* [TASK] Give the items starting at the very first line and ending at the line that contains "slice-label: Three or", both included, as a JSON list of strings with one string per line and blank lines left out.

· · · ·

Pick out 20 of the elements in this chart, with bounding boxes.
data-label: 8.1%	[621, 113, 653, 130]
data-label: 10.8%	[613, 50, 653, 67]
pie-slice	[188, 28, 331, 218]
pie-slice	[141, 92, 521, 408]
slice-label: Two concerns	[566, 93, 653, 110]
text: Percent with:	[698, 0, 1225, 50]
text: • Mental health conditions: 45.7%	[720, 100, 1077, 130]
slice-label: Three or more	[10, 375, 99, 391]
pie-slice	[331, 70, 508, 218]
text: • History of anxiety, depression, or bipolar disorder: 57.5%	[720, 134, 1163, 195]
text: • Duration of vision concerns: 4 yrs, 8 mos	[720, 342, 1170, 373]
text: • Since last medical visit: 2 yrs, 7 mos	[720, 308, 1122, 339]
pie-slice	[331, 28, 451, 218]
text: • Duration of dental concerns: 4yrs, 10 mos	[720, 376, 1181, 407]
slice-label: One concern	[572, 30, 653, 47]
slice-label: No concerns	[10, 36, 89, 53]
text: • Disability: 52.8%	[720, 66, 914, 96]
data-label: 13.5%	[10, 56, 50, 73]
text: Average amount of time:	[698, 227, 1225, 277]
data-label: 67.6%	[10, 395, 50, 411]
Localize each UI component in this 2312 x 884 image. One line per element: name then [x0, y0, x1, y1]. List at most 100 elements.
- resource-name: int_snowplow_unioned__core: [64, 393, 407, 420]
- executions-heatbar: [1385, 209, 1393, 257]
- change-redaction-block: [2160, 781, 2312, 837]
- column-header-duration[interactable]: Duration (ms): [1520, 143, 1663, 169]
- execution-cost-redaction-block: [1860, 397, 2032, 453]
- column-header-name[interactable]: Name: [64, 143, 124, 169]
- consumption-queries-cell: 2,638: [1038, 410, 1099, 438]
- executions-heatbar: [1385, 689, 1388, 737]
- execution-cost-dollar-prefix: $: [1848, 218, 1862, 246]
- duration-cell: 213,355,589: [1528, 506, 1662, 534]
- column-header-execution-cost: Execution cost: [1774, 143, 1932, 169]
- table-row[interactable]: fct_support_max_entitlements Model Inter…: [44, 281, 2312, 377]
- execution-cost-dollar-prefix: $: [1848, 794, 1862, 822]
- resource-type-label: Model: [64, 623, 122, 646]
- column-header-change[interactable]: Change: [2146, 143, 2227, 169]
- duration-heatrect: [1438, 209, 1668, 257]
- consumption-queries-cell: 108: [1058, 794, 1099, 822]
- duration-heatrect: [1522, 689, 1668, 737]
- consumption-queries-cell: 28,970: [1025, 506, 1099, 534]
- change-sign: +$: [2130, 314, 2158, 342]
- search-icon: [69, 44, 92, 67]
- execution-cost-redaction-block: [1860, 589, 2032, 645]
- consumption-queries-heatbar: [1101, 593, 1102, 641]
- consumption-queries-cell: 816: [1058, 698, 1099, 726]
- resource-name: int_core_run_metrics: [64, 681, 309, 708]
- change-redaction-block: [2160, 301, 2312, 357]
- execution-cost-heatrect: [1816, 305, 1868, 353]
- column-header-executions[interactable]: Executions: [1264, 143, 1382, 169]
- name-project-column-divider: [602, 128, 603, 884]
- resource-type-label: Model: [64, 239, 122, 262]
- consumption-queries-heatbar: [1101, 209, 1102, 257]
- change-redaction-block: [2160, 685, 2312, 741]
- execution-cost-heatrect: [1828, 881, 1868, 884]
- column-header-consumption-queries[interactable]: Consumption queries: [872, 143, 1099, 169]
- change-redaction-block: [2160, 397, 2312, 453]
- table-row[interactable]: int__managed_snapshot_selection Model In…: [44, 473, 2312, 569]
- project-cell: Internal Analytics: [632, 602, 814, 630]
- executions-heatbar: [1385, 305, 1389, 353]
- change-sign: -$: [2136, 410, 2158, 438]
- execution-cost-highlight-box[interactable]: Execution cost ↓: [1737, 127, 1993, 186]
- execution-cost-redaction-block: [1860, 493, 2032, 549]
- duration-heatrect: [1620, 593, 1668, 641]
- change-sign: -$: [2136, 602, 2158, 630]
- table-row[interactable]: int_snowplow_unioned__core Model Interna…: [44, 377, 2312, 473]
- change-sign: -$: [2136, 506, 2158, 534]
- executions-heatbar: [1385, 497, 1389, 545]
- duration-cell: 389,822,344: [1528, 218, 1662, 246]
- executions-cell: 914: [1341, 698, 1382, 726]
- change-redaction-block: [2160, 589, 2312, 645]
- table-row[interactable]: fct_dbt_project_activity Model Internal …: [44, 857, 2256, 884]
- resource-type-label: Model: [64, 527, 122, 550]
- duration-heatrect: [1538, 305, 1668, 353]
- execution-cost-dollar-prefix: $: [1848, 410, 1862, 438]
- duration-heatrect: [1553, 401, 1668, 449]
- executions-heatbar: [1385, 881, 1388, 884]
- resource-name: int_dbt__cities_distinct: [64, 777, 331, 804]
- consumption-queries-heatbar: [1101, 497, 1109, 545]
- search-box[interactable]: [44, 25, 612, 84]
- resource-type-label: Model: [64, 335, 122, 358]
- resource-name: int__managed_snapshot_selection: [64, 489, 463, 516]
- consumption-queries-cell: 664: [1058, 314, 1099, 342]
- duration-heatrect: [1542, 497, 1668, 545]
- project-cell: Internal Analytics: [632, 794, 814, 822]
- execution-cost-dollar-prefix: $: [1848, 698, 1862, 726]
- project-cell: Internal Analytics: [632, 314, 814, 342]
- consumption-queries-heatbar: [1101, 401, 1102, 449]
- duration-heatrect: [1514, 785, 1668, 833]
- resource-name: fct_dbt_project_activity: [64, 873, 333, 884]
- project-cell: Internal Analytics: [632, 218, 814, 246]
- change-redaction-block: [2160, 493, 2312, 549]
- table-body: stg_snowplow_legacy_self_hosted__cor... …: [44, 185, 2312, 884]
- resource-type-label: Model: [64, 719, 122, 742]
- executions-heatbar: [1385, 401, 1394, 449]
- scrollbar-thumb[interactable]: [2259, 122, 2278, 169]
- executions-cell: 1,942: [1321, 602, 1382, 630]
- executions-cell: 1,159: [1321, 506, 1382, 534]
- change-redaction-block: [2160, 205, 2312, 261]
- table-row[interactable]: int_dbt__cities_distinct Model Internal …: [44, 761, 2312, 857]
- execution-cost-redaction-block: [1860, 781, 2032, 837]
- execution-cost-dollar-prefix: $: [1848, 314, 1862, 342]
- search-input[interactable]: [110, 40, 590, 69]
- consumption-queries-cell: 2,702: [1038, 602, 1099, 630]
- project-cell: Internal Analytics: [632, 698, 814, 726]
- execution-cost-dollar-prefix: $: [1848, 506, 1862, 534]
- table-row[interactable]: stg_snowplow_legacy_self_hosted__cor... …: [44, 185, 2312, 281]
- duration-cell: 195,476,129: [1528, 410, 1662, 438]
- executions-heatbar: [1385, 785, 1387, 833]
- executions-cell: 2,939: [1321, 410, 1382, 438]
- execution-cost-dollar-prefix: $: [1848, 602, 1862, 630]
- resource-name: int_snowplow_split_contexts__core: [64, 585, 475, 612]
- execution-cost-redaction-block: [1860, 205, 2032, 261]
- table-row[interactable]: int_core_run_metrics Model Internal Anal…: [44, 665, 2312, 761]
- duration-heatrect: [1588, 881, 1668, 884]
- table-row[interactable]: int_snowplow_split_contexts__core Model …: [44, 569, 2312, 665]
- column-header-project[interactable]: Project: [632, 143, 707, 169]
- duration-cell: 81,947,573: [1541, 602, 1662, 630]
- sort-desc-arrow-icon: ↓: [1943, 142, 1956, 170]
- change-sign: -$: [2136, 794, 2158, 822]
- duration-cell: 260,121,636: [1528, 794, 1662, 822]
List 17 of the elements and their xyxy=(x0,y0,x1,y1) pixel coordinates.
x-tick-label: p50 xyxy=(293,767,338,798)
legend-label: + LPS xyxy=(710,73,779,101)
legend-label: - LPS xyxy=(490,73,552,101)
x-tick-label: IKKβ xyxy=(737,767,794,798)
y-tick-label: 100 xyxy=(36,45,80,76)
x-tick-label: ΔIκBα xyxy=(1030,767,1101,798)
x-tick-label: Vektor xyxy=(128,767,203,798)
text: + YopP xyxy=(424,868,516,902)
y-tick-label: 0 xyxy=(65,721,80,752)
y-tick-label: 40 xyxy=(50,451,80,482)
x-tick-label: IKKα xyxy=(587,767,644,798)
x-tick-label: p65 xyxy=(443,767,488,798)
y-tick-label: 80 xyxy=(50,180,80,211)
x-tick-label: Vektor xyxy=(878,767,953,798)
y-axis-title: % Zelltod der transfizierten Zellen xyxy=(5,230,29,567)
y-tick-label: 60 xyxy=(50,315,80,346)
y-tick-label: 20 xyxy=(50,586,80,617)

· · · ·

* [FINISHED EXERCISE]
[
  "Pick out 20 of the elements in this chart, with bounding boxes.",
  "data-label: 8.1%\t[621, 113, 653, 130]",
  "data-label: 10.8%\t[613, 50, 653, 67]",
  "pie-slice\t[188, 28, 331, 218]",
  "pie-slice\t[141, 92, 521, 408]",
  "slice-label: Two concerns\t[566, 93, 653, 110]",
  "text: Percent with:\t[698, 0, 1225, 50]",
  "text: • Mental health conditions: 45.7%\t[720, 100, 1077, 130]",
  "slice-label: Three or more\t[10, 375, 99, 391]"
]